▶ **SET EXERCISE**: List every line in this data where the string "proof" occurs.
==*==
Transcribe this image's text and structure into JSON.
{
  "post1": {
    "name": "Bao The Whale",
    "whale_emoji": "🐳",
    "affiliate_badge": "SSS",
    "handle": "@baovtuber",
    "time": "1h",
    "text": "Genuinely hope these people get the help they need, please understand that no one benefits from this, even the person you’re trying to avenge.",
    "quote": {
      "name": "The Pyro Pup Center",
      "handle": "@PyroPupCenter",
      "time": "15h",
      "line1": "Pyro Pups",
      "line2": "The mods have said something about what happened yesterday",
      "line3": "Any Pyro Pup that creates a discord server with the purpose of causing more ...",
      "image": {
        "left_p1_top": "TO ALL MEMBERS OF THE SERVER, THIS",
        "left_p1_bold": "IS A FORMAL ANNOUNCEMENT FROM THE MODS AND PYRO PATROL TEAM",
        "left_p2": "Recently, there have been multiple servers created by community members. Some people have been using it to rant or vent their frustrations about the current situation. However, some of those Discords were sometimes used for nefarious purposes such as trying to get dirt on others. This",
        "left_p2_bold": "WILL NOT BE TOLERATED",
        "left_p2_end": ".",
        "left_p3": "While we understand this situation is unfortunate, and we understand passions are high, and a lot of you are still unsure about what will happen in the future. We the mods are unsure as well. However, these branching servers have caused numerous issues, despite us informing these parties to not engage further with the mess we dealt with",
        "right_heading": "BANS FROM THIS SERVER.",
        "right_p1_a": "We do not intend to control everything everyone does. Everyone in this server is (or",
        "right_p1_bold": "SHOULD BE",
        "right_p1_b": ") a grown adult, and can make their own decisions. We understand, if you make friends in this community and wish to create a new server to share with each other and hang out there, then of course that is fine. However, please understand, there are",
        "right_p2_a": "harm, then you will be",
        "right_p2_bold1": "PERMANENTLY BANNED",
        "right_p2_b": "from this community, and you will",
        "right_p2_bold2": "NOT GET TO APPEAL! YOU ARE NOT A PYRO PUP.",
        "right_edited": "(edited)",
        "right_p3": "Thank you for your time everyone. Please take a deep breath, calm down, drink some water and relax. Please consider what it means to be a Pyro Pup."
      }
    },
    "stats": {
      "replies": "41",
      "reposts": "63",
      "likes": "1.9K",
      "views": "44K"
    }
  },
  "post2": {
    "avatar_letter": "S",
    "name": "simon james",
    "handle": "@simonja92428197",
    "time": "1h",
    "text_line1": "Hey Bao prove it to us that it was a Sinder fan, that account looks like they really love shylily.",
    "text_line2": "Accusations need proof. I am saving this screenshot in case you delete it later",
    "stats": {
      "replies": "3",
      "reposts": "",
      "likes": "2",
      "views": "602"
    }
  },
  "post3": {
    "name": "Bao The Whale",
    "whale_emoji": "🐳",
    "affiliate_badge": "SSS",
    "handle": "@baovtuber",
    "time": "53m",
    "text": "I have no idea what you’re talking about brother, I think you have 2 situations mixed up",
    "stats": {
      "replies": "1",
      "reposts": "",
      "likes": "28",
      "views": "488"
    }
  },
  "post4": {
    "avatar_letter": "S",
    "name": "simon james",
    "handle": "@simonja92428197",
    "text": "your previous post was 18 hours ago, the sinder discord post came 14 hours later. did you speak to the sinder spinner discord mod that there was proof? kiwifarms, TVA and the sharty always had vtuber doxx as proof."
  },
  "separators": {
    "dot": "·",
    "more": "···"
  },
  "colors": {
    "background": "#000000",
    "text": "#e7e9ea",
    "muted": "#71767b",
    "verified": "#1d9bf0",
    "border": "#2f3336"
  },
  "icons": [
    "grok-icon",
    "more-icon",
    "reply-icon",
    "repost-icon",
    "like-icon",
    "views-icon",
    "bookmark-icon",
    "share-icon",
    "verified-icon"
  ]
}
==*==
▶ **ANSWER FOR THE TASK**:
    "text_line2": "Accusations need proof. I am saving this screenshot in case you delete it later",
    "text": "your previous post was 18 hours ago, the sinder discord post came 14 hours later. did you speak to the sinder spinner discord mod that there was proof? kiwifarms, TVA and the sharty always had vtuber doxx as proof."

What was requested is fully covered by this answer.